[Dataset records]
==========

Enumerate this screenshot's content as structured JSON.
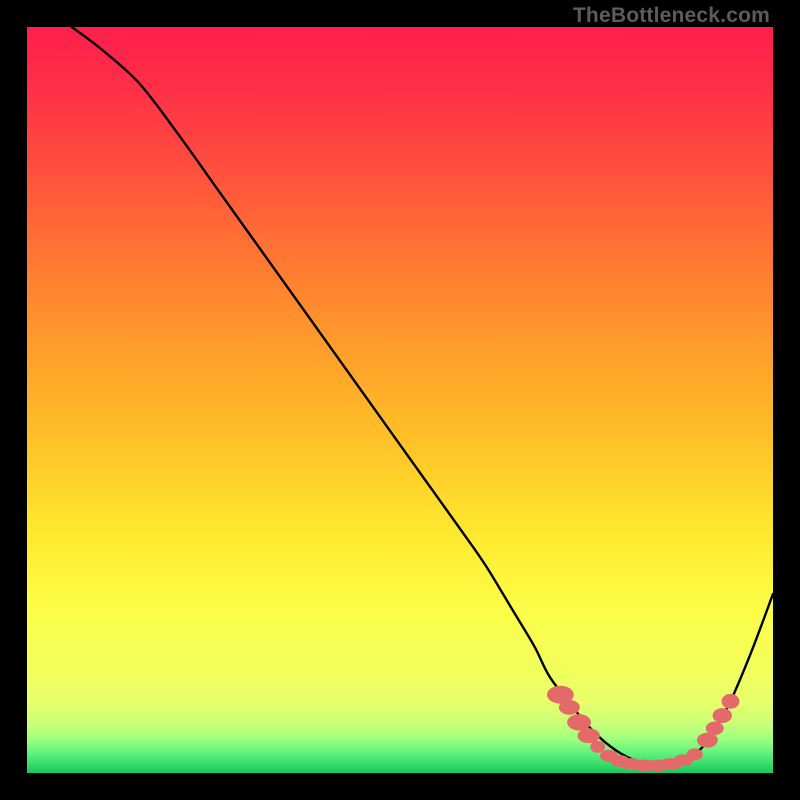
{
  "watermark": "TheBottleneck.com",
  "chart_data": {
    "type": "line",
    "title": "",
    "xlabel": "",
    "ylabel": "",
    "xlim": [
      0,
      100
    ],
    "ylim": [
      0,
      100
    ],
    "grid": false,
    "legend": false,
    "series": [
      {
        "name": "bottleneck-curve",
        "x": [
          6,
          10,
          15,
          20,
          25,
          30,
          35,
          40,
          45,
          50,
          55,
          60,
          62,
          65,
          68,
          70,
          73,
          76,
          79,
          82,
          85,
          88,
          91,
          94,
          97,
          100
        ],
        "y": [
          100,
          97,
          92.5,
          86,
          79,
          72,
          65,
          58,
          51,
          44,
          37,
          30,
          27,
          22,
          17,
          13,
          9,
          5.5,
          3,
          1.5,
          1,
          1.5,
          4,
          9,
          16,
          24
        ]
      }
    ],
    "markers": [
      {
        "name": "curve-marker",
        "x": 71.5,
        "y": 10.5,
        "rx": 1.8,
        "ry": 1.2
      },
      {
        "name": "curve-marker",
        "x": 72.7,
        "y": 8.8,
        "rx": 1.4,
        "ry": 1.0
      },
      {
        "name": "curve-marker",
        "x": 74.0,
        "y": 6.8,
        "rx": 1.6,
        "ry": 1.1
      },
      {
        "name": "curve-marker",
        "x": 75.3,
        "y": 5.0,
        "rx": 1.5,
        "ry": 1.0
      },
      {
        "name": "curve-marker",
        "x": 76.5,
        "y": 3.5,
        "rx": 1.0,
        "ry": 0.8
      },
      {
        "name": "curve-marker",
        "x": 78.0,
        "y": 2.3,
        "rx": 1.2,
        "ry": 0.8
      },
      {
        "name": "curve-marker",
        "x": 79.5,
        "y": 1.6,
        "rx": 1.3,
        "ry": 0.8
      },
      {
        "name": "curve-marker",
        "x": 81.0,
        "y": 1.2,
        "rx": 1.4,
        "ry": 0.8
      },
      {
        "name": "curve-marker",
        "x": 82.7,
        "y": 1.0,
        "rx": 1.4,
        "ry": 0.8
      },
      {
        "name": "curve-marker",
        "x": 84.5,
        "y": 1.0,
        "rx": 1.5,
        "ry": 0.8
      },
      {
        "name": "curve-marker",
        "x": 86.3,
        "y": 1.2,
        "rx": 1.5,
        "ry": 0.8
      },
      {
        "name": "curve-marker",
        "x": 88.0,
        "y": 1.7,
        "rx": 1.3,
        "ry": 0.8
      },
      {
        "name": "curve-marker",
        "x": 89.5,
        "y": 2.5,
        "rx": 1.1,
        "ry": 0.8
      },
      {
        "name": "curve-marker",
        "x": 91.2,
        "y": 4.4,
        "rx": 1.4,
        "ry": 1.0
      },
      {
        "name": "curve-marker",
        "x": 92.2,
        "y": 6.0,
        "rx": 1.2,
        "ry": 0.9
      },
      {
        "name": "curve-marker",
        "x": 93.2,
        "y": 7.7,
        "rx": 1.3,
        "ry": 1.0
      },
      {
        "name": "curve-marker",
        "x": 94.3,
        "y": 9.6,
        "rx": 1.2,
        "ry": 1.0
      }
    ],
    "gradient_stops": [
      {
        "offset": 0.0,
        "color": "#ff1f4b"
      },
      {
        "offset": 0.08,
        "color": "#ff2f47"
      },
      {
        "offset": 0.18,
        "color": "#ff4c3e"
      },
      {
        "offset": 0.3,
        "color": "#ff7433"
      },
      {
        "offset": 0.42,
        "color": "#ff9a2c"
      },
      {
        "offset": 0.55,
        "color": "#ffc027"
      },
      {
        "offset": 0.68,
        "color": "#ffe92f"
      },
      {
        "offset": 0.78,
        "color": "#fdfd47"
      },
      {
        "offset": 0.86,
        "color": "#f1ff5c"
      },
      {
        "offset": 0.905,
        "color": "#e7ff6a"
      },
      {
        "offset": 0.935,
        "color": "#c8ff78"
      },
      {
        "offset": 0.955,
        "color": "#9dff7e"
      },
      {
        "offset": 0.975,
        "color": "#5af07a"
      },
      {
        "offset": 1.0,
        "color": "#17c95f"
      }
    ],
    "marker_color": "#e46a6a",
    "curve_color": "#000000"
  }
}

==========

Leave every image out, and retype the material exactly.

Enumerate this screenshot's content as structured JSON.
{
  "watermark": "TheBottleneck.com",
  "chart_data": {
    "type": "line",
    "title": "",
    "xlabel": "",
    "ylabel": "",
    "xlim": [
      0,
      100
    ],
    "ylim": [
      0,
      100
    ],
    "grid": false,
    "legend": false,
    "series": [
      {
        "name": "bottleneck-curve",
        "x": [
          6,
          10,
          15,
          20,
          25,
          30,
          35,
          40,
          45,
          50,
          55,
          60,
          62,
          65,
          68,
          70,
          73,
          76,
          79,
          82,
          85,
          88,
          91,
          94,
          97,
          100
        ],
        "y": [
          100,
          97,
          92.5,
          86,
          79,
          72,
          65,
          58,
          51,
          44,
          37,
          30,
          27,
          22,
          17,
          13,
          9,
          5.5,
          3,
          1.5,
          1,
          1.5,
          4,
          9,
          16,
          24
        ]
      }
    ],
    "markers": [
      {
        "name": "curve-marker",
        "x": 71.5,
        "y": 10.5,
        "rx": 1.8,
        "ry": 1.2
      },
      {
        "name": "curve-marker",
        "x": 72.7,
        "y": 8.8,
        "rx": 1.4,
        "ry": 1.0
      },
      {
        "name": "curve-marker",
        "x": 74.0,
        "y": 6.8,
        "rx": 1.6,
        "ry": 1.1
      },
      {
        "name": "curve-marker",
        "x": 75.3,
        "y": 5.0,
        "rx": 1.5,
        "ry": 1.0
      },
      {
        "name": "curve-marker",
        "x": 76.5,
        "y": 3.5,
        "rx": 1.0,
        "ry": 0.8
      },
      {
        "name": "curve-marker",
        "x": 78.0,
        "y": 2.3,
        "rx": 1.2,
        "ry": 0.8
      },
      {
        "name": "curve-marker",
        "x": 79.5,
        "y": 1.6,
        "rx": 1.3,
        "ry": 0.8
      },
      {
        "name": "curve-marker",
        "x": 81.0,
        "y": 1.2,
        "rx": 1.4,
        "ry": 0.8
      },
      {
        "name": "curve-marker",
        "x": 82.7,
        "y": 1.0,
        "rx": 1.4,
        "ry": 0.8
      },
      {
        "name": "curve-marker",
        "x": 84.5,
        "y": 1.0,
        "rx": 1.5,
        "ry": 0.8
      },
      {
        "name": "curve-marker",
        "x": 86.3,
        "y": 1.2,
        "rx": 1.5,
        "ry": 0.8
      },
      {
        "name": "curve-marker",
        "x": 88.0,
        "y": 1.7,
        "rx": 1.3,
        "ry": 0.8
      },
      {
        "name": "curve-marker",
        "x": 89.5,
        "y": 2.5,
        "rx": 1.1,
        "ry": 0.8
      },
      {
        "name": "curve-marker",
        "x": 91.2,
        "y": 4.4,
        "rx": 1.4,
        "ry": 1.0
      },
      {
        "name": "curve-marker",
        "x": 92.2,
        "y": 6.0,
        "rx": 1.2,
        "ry": 0.9
      },
      {
        "name": "curve-marker",
        "x": 93.2,
        "y": 7.7,
        "rx": 1.3,
        "ry": 1.0
      },
      {
        "name": "curve-marker",
        "x": 94.3,
        "y": 9.6,
        "rx": 1.2,
        "ry": 1.0
      }
    ],
    "gradient_stops": [
      {
        "offset": 0.0,
        "color": "#ff1f4b"
      },
      {
        "offset": 0.08,
        "color": "#ff2f47"
      },
      {
        "offset": 0.18,
        "color": "#ff4c3e"
      },
      {
        "offset": 0.3,
        "color": "#ff7433"
      },
      {
        "offset": 0.42,
        "color": "#ff9a2c"
      },
      {
        "offset": 0.55,
        "color": "#ffc027"
      },
      {
        "offset": 0.68,
        "color": "#ffe92f"
      },
      {
        "offset": 0.78,
        "color": "#fdfd47"
      },
      {
        "offset": 0.86,
        "color": "#f1ff5c"
      },
      {
        "offset": 0.905,
        "color": "#e7ff6a"
      },
      {
        "offset": 0.935,
        "color": "#c8ff78"
      },
      {
        "offset": 0.955,
        "color": "#9dff7e"
      },
      {
        "offset": 0.975,
        "color": "#5af07a"
      },
      {
        "offset": 1.0,
        "color": "#17c95f"
      }
    ],
    "marker_color": "#e46a6a",
    "curve_color": "#000000"
  }
}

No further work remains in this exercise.